◆ DESCRIPTION OF THE TASK ◆
Go through the material below and copy each line where the word "файлів" appears.

-------- DATA EXTRACT

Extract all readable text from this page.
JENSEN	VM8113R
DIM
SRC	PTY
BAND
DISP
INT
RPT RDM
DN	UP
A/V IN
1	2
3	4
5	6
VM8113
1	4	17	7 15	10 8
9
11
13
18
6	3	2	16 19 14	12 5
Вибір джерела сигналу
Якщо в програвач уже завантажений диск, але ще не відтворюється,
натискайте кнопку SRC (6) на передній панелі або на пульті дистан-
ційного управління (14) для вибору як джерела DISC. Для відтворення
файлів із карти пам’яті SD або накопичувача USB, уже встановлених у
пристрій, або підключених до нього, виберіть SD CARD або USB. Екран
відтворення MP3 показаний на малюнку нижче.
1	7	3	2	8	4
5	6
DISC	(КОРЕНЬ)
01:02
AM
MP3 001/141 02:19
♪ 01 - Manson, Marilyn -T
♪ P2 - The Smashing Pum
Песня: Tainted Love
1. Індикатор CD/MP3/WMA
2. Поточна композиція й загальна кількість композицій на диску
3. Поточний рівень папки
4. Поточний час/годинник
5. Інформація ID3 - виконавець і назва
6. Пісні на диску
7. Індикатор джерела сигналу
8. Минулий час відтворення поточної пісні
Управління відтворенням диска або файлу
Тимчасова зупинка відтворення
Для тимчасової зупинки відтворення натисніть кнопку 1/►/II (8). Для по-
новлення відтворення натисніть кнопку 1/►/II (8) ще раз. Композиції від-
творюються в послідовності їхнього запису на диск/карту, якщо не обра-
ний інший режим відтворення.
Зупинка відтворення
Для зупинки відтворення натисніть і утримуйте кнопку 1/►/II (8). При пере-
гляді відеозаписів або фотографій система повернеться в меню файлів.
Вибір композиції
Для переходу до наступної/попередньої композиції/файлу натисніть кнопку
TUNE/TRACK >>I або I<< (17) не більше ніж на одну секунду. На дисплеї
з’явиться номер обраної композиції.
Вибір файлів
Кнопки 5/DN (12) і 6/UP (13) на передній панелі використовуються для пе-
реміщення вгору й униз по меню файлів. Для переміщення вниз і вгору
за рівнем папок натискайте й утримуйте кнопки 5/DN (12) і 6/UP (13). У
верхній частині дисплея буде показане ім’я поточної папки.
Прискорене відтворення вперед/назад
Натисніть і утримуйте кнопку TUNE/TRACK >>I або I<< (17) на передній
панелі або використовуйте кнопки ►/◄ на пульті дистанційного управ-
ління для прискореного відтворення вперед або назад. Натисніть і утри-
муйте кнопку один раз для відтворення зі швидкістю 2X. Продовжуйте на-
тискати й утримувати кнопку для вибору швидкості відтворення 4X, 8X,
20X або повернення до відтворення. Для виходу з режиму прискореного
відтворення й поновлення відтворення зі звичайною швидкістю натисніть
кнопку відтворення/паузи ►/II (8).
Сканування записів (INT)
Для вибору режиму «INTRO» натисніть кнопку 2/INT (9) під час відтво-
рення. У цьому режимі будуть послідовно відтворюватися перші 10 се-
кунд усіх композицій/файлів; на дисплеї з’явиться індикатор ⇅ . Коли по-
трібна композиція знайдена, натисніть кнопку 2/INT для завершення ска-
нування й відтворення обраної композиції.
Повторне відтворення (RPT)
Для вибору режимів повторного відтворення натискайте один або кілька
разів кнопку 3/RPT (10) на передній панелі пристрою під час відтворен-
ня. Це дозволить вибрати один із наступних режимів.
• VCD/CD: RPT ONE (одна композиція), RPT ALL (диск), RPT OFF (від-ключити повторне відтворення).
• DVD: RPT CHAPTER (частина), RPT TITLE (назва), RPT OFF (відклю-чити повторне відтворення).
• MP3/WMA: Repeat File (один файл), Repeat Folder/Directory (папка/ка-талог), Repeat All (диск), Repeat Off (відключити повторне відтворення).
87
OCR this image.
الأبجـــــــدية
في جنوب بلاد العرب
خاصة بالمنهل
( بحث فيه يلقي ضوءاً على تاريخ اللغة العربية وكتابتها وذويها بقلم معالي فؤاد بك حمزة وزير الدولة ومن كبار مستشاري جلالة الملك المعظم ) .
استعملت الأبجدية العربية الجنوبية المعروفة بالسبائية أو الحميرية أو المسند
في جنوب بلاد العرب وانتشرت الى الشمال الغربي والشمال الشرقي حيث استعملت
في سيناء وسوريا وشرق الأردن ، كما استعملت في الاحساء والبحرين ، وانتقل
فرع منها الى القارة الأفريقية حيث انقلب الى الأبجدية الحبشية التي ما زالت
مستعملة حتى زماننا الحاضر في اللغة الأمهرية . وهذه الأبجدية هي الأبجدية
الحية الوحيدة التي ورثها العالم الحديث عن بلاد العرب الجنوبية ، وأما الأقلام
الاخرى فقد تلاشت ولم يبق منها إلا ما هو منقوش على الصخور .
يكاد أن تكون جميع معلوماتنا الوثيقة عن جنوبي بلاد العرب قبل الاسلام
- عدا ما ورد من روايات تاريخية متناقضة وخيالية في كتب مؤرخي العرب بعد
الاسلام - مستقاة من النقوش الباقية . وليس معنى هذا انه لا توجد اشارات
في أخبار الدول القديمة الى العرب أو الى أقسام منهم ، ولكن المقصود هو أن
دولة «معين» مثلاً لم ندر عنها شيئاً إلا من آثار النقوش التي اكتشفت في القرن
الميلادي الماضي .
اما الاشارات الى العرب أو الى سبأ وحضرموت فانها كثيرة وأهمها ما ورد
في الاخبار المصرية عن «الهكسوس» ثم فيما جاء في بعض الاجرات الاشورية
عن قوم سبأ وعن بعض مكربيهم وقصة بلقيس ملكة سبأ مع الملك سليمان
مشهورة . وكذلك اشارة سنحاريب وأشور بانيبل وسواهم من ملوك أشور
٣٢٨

----------------

◆ WRITTEN SOLUTION ◆
файлів із карти пам’яті SD або накопичувача USB, уже встановлених у
гляді відеозаписів або фотографій система повернеться в меню файлів.
Вибір файлів
реміщення вгору й униз по меню файлів. Для переміщення вниз і вгору
кунд усіх композицій/файлів; на дисплеї з’явиться індикатор ⇅ . Коли по-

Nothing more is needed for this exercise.